(Records from a data source)

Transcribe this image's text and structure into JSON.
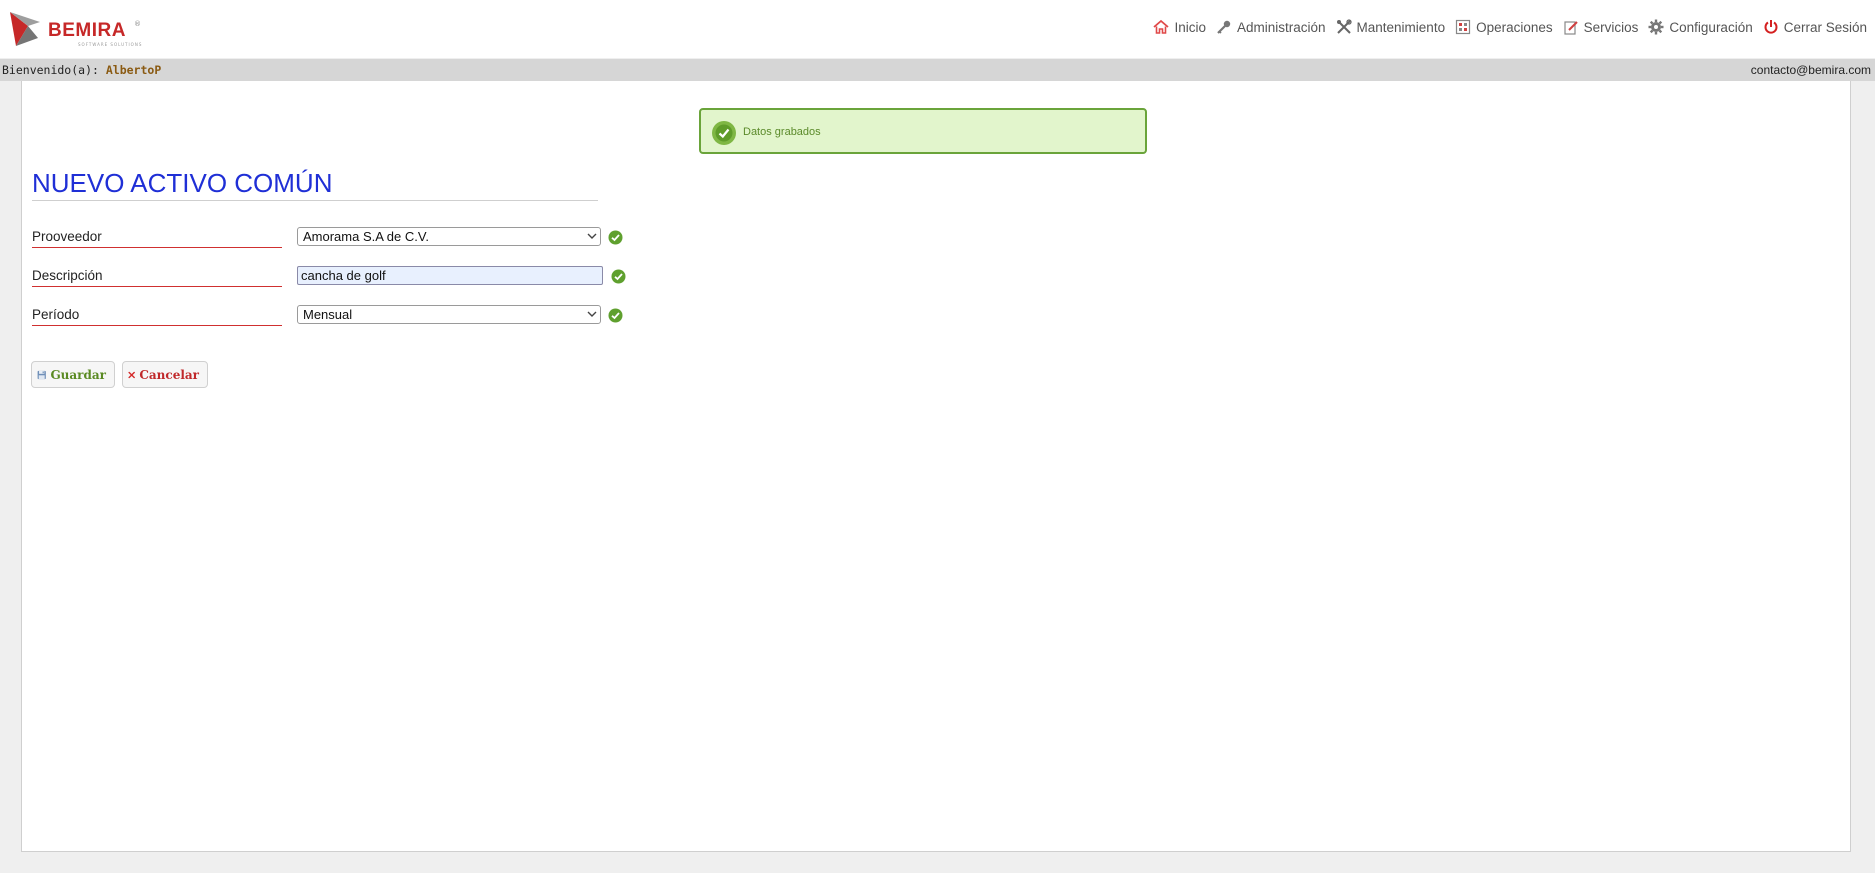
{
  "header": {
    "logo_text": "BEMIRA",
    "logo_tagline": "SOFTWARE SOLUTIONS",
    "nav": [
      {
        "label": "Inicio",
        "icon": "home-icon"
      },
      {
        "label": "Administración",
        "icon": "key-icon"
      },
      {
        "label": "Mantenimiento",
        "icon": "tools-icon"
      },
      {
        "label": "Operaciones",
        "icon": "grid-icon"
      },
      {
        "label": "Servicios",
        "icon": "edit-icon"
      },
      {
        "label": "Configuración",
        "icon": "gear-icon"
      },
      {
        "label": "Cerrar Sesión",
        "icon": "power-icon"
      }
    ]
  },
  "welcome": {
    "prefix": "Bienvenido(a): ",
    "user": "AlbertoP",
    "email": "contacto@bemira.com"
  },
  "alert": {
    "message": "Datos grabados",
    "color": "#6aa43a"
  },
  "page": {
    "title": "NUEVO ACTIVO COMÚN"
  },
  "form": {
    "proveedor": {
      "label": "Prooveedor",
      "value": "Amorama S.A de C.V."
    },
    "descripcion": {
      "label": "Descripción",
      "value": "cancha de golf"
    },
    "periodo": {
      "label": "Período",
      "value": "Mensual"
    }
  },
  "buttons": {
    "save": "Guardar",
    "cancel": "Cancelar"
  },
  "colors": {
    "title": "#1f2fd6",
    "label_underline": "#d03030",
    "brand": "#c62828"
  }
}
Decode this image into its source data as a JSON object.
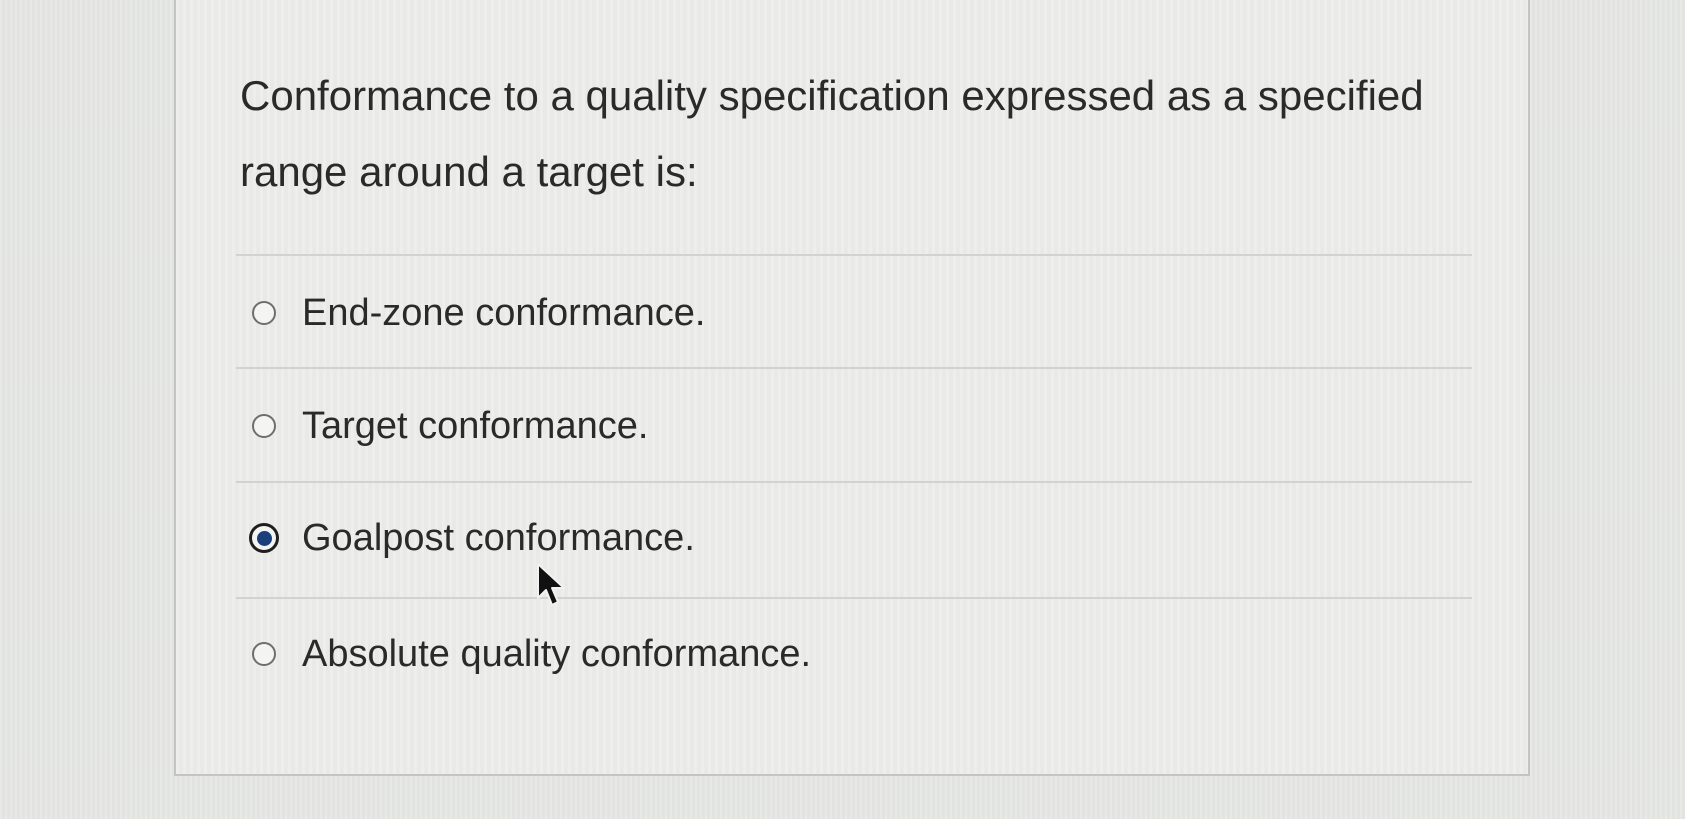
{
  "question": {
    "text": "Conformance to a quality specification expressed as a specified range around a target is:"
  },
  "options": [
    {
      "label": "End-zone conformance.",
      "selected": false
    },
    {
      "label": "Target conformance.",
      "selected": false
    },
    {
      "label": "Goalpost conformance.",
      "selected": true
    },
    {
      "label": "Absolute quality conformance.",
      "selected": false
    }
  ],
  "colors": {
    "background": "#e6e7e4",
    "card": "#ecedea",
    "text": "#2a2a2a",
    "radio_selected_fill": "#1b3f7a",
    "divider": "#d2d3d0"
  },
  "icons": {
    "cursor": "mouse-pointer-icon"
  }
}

[Instructions for the task]:
Reproduce the full material exactly, excluding the pictures.

[Result for this exercise]:
Transcribe this image's text and structure into JSON.
{
  "header": {
    "logo_text": "BEMIRA",
    "logo_tagline": "SOFTWARE SOLUTIONS",
    "nav": [
      {
        "label": "Inicio",
        "icon": "home-icon"
      },
      {
        "label": "Administración",
        "icon": "key-icon"
      },
      {
        "label": "Mantenimiento",
        "icon": "tools-icon"
      },
      {
        "label": "Operaciones",
        "icon": "grid-icon"
      },
      {
        "label": "Servicios",
        "icon": "edit-icon"
      },
      {
        "label": "Configuración",
        "icon": "gear-icon"
      },
      {
        "label": "Cerrar Sesión",
        "icon": "power-icon"
      }
    ]
  },
  "welcome": {
    "prefix": "Bienvenido(a): ",
    "user": "AlbertoP",
    "email": "contacto@bemira.com"
  },
  "alert": {
    "message": "Datos grabados",
    "color": "#6aa43a"
  },
  "page": {
    "title": "NUEVO ACTIVO COMÚN"
  },
  "form": {
    "proveedor": {
      "label": "Prooveedor",
      "value": "Amorama S.A de C.V."
    },
    "descripcion": {
      "label": "Descripción",
      "value": "cancha de golf"
    },
    "periodo": {
      "label": "Período",
      "value": "Mensual"
    }
  },
  "buttons": {
    "save": "Guardar",
    "cancel": "Cancelar"
  },
  "colors": {
    "title": "#1f2fd6",
    "label_underline": "#d03030",
    "brand": "#c62828"
  }
}
Decode this image into its source data as a JSON object.
{
  "question": {
    "text": "Conformance to a quality specification expressed as a specified range around a target is:"
  },
  "options": [
    {
      "label": "End-zone conformance.",
      "selected": false
    },
    {
      "label": "Target conformance.",
      "selected": false
    },
    {
      "label": "Goalpost conformance.",
      "selected": true
    },
    {
      "label": "Absolute quality conformance.",
      "selected": false
    }
  ],
  "colors": {
    "background": "#e6e7e4",
    "card": "#ecedea",
    "text": "#2a2a2a",
    "radio_selected_fill": "#1b3f7a",
    "divider": "#d2d3d0"
  },
  "icons": {
    "cursor": "mouse-pointer-icon"
  }
}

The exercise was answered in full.